§ **Provided records**
---*---

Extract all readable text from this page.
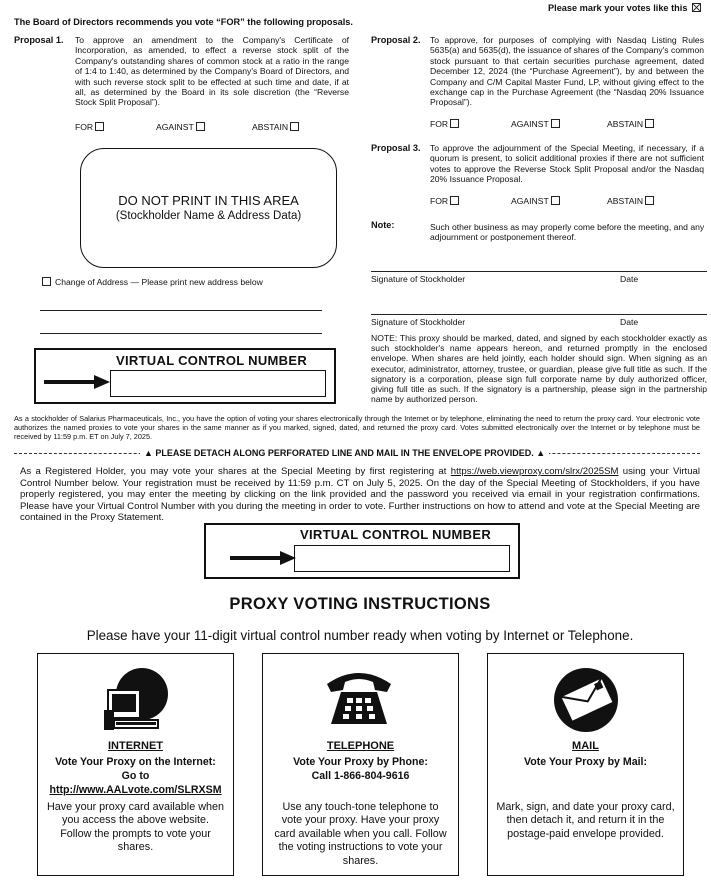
Please mark your votes like this
The Board of Directors recommends you vote “FOR” the following proposals.
Proposal 1. To approve an amendment to the Company's Certificate of Incorporation, as amended, to effect a reverse stock split of the Company's outstanding shares of common stock at a ratio in the range of 1:4 to 1:40, as determined by the Company's Board of Directors, and with such reverse stock split to be effected at such time and date, if at all, as determined by the Board in its sole discretion (the “Reverse Stock Split Proposal”).
FOR	AGAINST	ABSTAIN
DO NOT PRINT IN THIS AREA
(Stockholder Name & Address Data)
Change of Address — Please print new address below
VIRTUAL CONTROL NUMBER
Proposal 2. To approve, for purposes of complying with Nasdaq Listing Rules 5635(a) and 5635(d), the issuance of shares of the Company's common stock pursuant to that certain securities purchase agreement, dated December 12, 2024 (the “Purchase Agreement”), by and between the Company and C/M Capital Master Fund, LP, without giving effect to the exchange cap in the Purchase Agreement (the “Nasdaq 20% Issuance Proposal”).
FOR	AGAINST	ABSTAIN
Proposal 3. To approve the adjournment of the Special Meeting, if necessary, if a quorum is present, to solicit additional proxies if there are not sufficient votes to approve the Reverse Stock Split Proposal and/or the Nasdaq 20% Issuance Proposal.
FOR	AGAINST	ABSTAIN
Note:	Such other business as may properly come before the meeting, and any adjournment or postponement thereof.
Signature of Stockholder	Date
Signature of Stockholder	Date
NOTE: This proxy should be marked, dated, and signed by each stockholder exactly as such stockholder's name appears hereon, and returned promptly in the enclosed envelope. When shares are held jointly, each holder should sign. When signing as an executor, administrator, attorney, trustee, or guardian, please give full title as such. If the signatory is a corporation, please sign full corporate name by duly authorized officer, giving full title as such. If the signatory is a partnership, please sign in the partnership name by authorized person.
As a stockholder of Salarius Pharmaceuticals, Inc., you have the option of voting your shares electronically through the Internet or by telephone, eliminating the need to return the proxy card. Your electronic vote authorizes the named proxies to vote your shares in the same manner as if you marked, signed, dated, and returned the proxy card. Votes submitted electronically over the Internet or by telephone must be received by 11:59 p.m. ET on July 7, 2025.
▲ PLEASE DETACH ALONG PERFORATED LINE AND MAIL IN THE ENVELOPE PROVIDED. ▲
As a Registered Holder, you may vote your shares at the Special Meeting by first registering at https://web.viewproxy.com/slrx/2025SM using your Virtual Control Number below. Your registration must be received by 11:59 p.m. CT on July 5, 2025. On the day of the Special Meeting of Stockholders, if you have properly registered, you may enter the meeting by clicking on the link provided and the password you received via email in your registration confirmations. Please have your Virtual Control Number with you during the meeting in order to vote. Further instructions on how to attend and vote at the Special Meeting are contained in the Proxy Statement.
VIRTUAL CONTROL NUMBER
PROXY VOTING INSTRUCTIONS
Please have your 11-digit virtual control number ready when voting by Internet or Telephone.
INTERNET
Vote Your Proxy on the Internet:
Go to
http://www.AALvote.com/SLRXSM
Have your proxy card available when you access the above website. Follow the prompts to vote your shares.
TELEPHONE
Vote Your Proxy by Phone:
Call 1-866-804-9616
Use any touch-tone telephone to vote your proxy. Have your proxy card available when you call. Follow the voting instructions to vote your shares.
MAIL
Vote Your Proxy by Mail:
Mark, sign, and date your proxy card, then detach it, and return it in the postage-paid envelope provided.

---*---

§ **What is expected**
Retype each line of the listing above word for word. Exclude the pictures.

§ **The completed task**
Extract all readable text from this page.
Please mark your votes like this
The Board of Directors recommends you vote “FOR” the following proposals.
Proposal 1. To approve an amendment to the Company's Certificate of Incorporation, as amended, to effect a reverse stock split of the Company's outstanding shares of common stock at a ratio in the range of 1:4 to 1:40, as determined by the Company's Board of Directors, and with such reverse stock split to be effected at such time and date, if at all, as determined by the Board in its sole discretion (the “Reverse Stock Split Proposal”).
FOR	AGAINST	ABSTAIN
DO NOT PRINT IN THIS AREA
(Stockholder Name & Address Data)
Change of Address — Please print new address below
VIRTUAL CONTROL NUMBER
Proposal 2. To approve, for purposes of complying with Nasdaq Listing Rules 5635(a) and 5635(d), the issuance of shares of the Company's common stock pursuant to that certain securities purchase agreement, dated December 12, 2024 (the “Purchase Agreement”), by and between the Company and C/M Capital Master Fund, LP, without giving effect to the exchange cap in the Purchase Agreement (the “Nasdaq 20% Issuance Proposal”).
FOR	AGAINST	ABSTAIN
Proposal 3. To approve the adjournment of the Special Meeting, if necessary, if a quorum is present, to solicit additional proxies if there are not sufficient votes to approve the Reverse Stock Split Proposal and/or the Nasdaq 20% Issuance Proposal.
FOR	AGAINST	ABSTAIN
Note:	Such other business as may properly come before the meeting, and any adjournment or postponement thereof.
Signature of Stockholder	Date
Signature of Stockholder	Date
NOTE: This proxy should be marked, dated, and signed by each stockholder exactly as such stockholder's name appears hereon, and returned promptly in the enclosed envelope. When shares are held jointly, each holder should sign. When signing as an executor, administrator, attorney, trustee, or guardian, please give full title as such. If the signatory is a corporation, please sign full corporate name by duly authorized officer, giving full title as such. If the signatory is a partnership, please sign in the partnership name by authorized person.
As a stockholder of Salarius Pharmaceuticals, Inc., you have the option of voting your shares electronically through the Internet or by telephone, eliminating the need to return the proxy card. Your electronic vote authorizes the named proxies to vote your shares in the same manner as if you marked, signed, dated, and returned the proxy card. Votes submitted electronically over the Internet or by telephone must be received by 11:59 p.m. ET on July 7, 2025.
▲ PLEASE DETACH ALONG PERFORATED LINE AND MAIL IN THE ENVELOPE PROVIDED. ▲
As a Registered Holder, you may vote your shares at the Special Meeting by first registering at https://web.viewproxy.com/slrx/2025SM using your Virtual Control Number below. Your registration must be received by 11:59 p.m. CT on July 5, 2025. On the day of the Special Meeting of Stockholders, if you have properly registered, you may enter the meeting by clicking on the link provided and the password you received via email in your registration confirmations. Please have your Virtual Control Number with you during the meeting in order to vote. Further instructions on how to attend and vote at the Special Meeting are contained in the Proxy Statement.
VIRTUAL CONTROL NUMBER
PROXY VOTING INSTRUCTIONS
Please have your 11-digit virtual control number ready when voting by Internet or Telephone.
INTERNET
Vote Your Proxy on the Internet:
Go to
http://www.AALvote.com/SLRXSM
Have your proxy card available when you access the above website. Follow the prompts to vote your shares.
TELEPHONE
Vote Your Proxy by Phone:
Call 1-866-804-9616
Use any touch-tone telephone to vote your proxy. Have your proxy card available when you call. Follow the voting instructions to vote your shares.
MAIL
Vote Your Proxy by Mail:
Mark, sign, and date your proxy card, then detach it, and return it in the postage-paid envelope provided.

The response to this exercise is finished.